• Your instructions: Can you retype every record below exactly as written?

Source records
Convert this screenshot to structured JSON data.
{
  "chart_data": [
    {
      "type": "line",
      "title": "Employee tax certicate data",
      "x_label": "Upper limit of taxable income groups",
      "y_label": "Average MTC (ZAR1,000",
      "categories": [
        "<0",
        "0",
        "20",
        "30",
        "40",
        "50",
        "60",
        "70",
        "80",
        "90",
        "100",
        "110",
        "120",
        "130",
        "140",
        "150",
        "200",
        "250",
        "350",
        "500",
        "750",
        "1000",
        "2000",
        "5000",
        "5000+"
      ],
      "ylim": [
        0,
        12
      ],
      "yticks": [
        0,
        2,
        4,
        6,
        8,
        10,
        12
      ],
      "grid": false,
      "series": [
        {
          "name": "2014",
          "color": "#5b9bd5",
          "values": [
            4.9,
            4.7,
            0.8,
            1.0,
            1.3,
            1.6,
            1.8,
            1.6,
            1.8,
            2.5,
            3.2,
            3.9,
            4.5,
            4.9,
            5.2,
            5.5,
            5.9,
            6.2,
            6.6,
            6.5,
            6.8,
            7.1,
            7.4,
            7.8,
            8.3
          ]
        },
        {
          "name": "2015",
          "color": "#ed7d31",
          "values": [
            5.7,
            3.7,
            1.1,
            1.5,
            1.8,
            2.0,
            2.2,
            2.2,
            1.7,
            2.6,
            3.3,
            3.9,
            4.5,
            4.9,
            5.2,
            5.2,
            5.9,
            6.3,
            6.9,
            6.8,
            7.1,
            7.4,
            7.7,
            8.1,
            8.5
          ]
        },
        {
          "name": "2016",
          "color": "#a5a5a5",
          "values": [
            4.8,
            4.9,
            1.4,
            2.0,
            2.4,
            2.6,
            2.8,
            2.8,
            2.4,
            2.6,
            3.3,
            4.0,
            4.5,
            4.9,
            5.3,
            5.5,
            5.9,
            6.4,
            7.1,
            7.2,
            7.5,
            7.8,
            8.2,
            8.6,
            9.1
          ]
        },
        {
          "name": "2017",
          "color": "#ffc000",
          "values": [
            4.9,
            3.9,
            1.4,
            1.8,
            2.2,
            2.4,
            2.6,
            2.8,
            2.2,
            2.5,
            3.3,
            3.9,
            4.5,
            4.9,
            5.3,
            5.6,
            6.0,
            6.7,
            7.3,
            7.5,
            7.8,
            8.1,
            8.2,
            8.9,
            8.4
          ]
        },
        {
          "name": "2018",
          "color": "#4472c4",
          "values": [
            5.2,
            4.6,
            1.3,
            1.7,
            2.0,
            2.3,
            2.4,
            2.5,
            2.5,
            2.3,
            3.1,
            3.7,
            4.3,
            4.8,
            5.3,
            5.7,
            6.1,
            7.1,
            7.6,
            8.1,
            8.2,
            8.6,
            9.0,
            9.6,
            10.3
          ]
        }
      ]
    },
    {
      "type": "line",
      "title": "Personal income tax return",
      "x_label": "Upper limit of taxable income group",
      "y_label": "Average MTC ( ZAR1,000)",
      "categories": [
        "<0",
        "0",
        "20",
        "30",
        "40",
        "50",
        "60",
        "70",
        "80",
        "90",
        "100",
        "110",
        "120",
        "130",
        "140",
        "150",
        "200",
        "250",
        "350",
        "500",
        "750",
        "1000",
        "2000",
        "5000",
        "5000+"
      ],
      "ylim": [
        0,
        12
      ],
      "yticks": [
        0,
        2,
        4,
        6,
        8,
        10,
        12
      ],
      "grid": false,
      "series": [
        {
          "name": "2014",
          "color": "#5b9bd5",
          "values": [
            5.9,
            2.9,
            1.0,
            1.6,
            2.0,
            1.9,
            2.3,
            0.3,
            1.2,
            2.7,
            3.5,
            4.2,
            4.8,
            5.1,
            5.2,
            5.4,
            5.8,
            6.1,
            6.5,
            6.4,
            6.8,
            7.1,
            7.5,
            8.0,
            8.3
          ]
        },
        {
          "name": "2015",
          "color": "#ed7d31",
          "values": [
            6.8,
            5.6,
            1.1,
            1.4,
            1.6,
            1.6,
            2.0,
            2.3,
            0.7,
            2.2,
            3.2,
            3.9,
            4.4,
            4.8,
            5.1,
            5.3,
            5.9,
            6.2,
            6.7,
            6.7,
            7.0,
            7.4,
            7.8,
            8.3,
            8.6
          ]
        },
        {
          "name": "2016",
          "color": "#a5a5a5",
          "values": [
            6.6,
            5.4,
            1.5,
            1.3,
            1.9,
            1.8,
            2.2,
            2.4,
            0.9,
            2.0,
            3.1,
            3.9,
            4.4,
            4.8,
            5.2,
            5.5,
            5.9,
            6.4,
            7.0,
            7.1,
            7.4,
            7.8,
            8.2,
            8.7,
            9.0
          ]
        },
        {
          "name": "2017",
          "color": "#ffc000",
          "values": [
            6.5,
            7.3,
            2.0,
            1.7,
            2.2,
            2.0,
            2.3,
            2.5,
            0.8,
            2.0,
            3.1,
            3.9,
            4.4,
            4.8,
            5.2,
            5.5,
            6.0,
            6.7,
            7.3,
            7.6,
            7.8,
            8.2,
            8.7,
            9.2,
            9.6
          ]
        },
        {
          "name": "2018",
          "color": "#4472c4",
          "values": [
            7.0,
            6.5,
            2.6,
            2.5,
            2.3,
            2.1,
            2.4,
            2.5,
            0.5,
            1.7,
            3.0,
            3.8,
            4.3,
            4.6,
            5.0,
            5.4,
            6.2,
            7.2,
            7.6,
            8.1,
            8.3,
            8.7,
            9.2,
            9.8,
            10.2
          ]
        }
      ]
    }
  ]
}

• Solution to the exercise:
Convert this screenshot to structured JSON data.
{
  "chart_data": [
    {
      "type": "line",
      "title": "Employee tax certicate data",
      "x_label": "Upper limit of taxable income groups",
      "y_label": "Average MTC (ZAR1,000",
      "categories": [
        "<0",
        "0",
        "20",
        "30",
        "40",
        "50",
        "60",
        "70",
        "80",
        "90",
        "100",
        "110",
        "120",
        "130",
        "140",
        "150",
        "200",
        "250",
        "350",
        "500",
        "750",
        "1000",
        "2000",
        "5000",
        "5000+"
      ],
      "ylim": [
        0,
        12
      ],
      "yticks": [
        0,
        2,
        4,
        6,
        8,
        10,
        12
      ],
      "grid": false,
      "series": [
        {
          "name": "2014",
          "color": "#5b9bd5",
          "values": [
            4.9,
            4.7,
            0.8,
            1.0,
            1.3,
            1.6,
            1.8,
            1.6,
            1.8,
            2.5,
            3.2,
            3.9,
            4.5,
            4.9,
            5.2,
            5.5,
            5.9,
            6.2,
            6.6,
            6.5,
            6.8,
            7.1,
            7.4,
            7.8,
            8.3
          ]
        },
        {
          "name": "2015",
          "color": "#ed7d31",
          "values": [
            5.7,
            3.7,
            1.1,
            1.5,
            1.8,
            2.0,
            2.2,
            2.2,
            1.7,
            2.6,
            3.3,
            3.9,
            4.5,
            4.9,
            5.2,
            5.2,
            5.9,
            6.3,
            6.9,
            6.8,
            7.1,
            7.4,
            7.7,
            8.1,
            8.5
          ]
        },
        {
          "name": "2016",
          "color": "#a5a5a5",
          "values": [
            4.8,
            4.9,
            1.4,
            2.0,
            2.4,
            2.6,
            2.8,
            2.8,
            2.4,
            2.6,
            3.3,
            4.0,
            4.5,
            4.9,
            5.3,
            5.5,
            5.9,
            6.4,
            7.1,
            7.2,
            7.5,
            7.8,
            8.2,
            8.6,
            9.1
          ]
        },
        {
          "name": "2017",
          "color": "#ffc000",
          "values": [
            4.9,
            3.9,
            1.4,
            1.8,
            2.2,
            2.4,
            2.6,
            2.8,
            2.2,
            2.5,
            3.3,
            3.9,
            4.5,
            4.9,
            5.3,
            5.6,
            6.0,
            6.7,
            7.3,
            7.5,
            7.8,
            8.1,
            8.2,
            8.9,
            8.4
          ]
        },
        {
          "name": "2018",
          "color": "#4472c4",
          "values": [
            5.2,
            4.6,
            1.3,
            1.7,
            2.0,
            2.3,
            2.4,
            2.5,
            2.5,
            2.3,
            3.1,
            3.7,
            4.3,
            4.8,
            5.3,
            5.7,
            6.1,
            7.1,
            7.6,
            8.1,
            8.2,
            8.6,
            9.0,
            9.6,
            10.3
          ]
        }
      ]
    },
    {
      "type": "line",
      "title": "Personal income tax return",
      "x_label": "Upper limit of taxable income group",
      "y_label": "Average MTC ( ZAR1,000)",
      "categories": [
        "<0",
        "0",
        "20",
        "30",
        "40",
        "50",
        "60",
        "70",
        "80",
        "90",
        "100",
        "110",
        "120",
        "130",
        "140",
        "150",
        "200",
        "250",
        "350",
        "500",
        "750",
        "1000",
        "2000",
        "5000",
        "5000+"
      ],
      "ylim": [
        0,
        12
      ],
      "yticks": [
        0,
        2,
        4,
        6,
        8,
        10,
        12
      ],
      "grid": false,
      "series": [
        {
          "name": "2014",
          "color": "#5b9bd5",
          "values": [
            5.9,
            2.9,
            1.0,
            1.6,
            2.0,
            1.9,
            2.3,
            0.3,
            1.2,
            2.7,
            3.5,
            4.2,
            4.8,
            5.1,
            5.2,
            5.4,
            5.8,
            6.1,
            6.5,
            6.4,
            6.8,
            7.1,
            7.5,
            8.0,
            8.3
          ]
        },
        {
          "name": "2015",
          "color": "#ed7d31",
          "values": [
            6.8,
            5.6,
            1.1,
            1.4,
            1.6,
            1.6,
            2.0,
            2.3,
            0.7,
            2.2,
            3.2,
            3.9,
            4.4,
            4.8,
            5.1,
            5.3,
            5.9,
            6.2,
            6.7,
            6.7,
            7.0,
            7.4,
            7.8,
            8.3,
            8.6
          ]
        },
        {
          "name": "2016",
          "color": "#a5a5a5",
          "values": [
            6.6,
            5.4,
            1.5,
            1.3,
            1.9,
            1.8,
            2.2,
            2.4,
            0.9,
            2.0,
            3.1,
            3.9,
            4.4,
            4.8,
            5.2,
            5.5,
            5.9,
            6.4,
            7.0,
            7.1,
            7.4,
            7.8,
            8.2,
            8.7,
            9.0
          ]
        },
        {
          "name": "2017",
          "color": "#ffc000",
          "values": [
            6.5,
            7.3,
            2.0,
            1.7,
            2.2,
            2.0,
            2.3,
            2.5,
            0.8,
            2.0,
            3.1,
            3.9,
            4.4,
            4.8,
            5.2,
            5.5,
            6.0,
            6.7,
            7.3,
            7.6,
            7.8,
            8.2,
            8.7,
            9.2,
            9.6
          ]
        },
        {
          "name": "2018",
          "color": "#4472c4",
          "values": [
            7.0,
            6.5,
            2.6,
            2.5,
            2.3,
            2.1,
            2.4,
            2.5,
            0.5,
            1.7,
            3.0,
            3.8,
            4.3,
            4.6,
            5.0,
            5.4,
            6.2,
            7.2,
            7.6,
            8.1,
            8.3,
            8.7,
            9.2,
            9.8,
            10.2
          ]
        }
      ]
    }
  ]
}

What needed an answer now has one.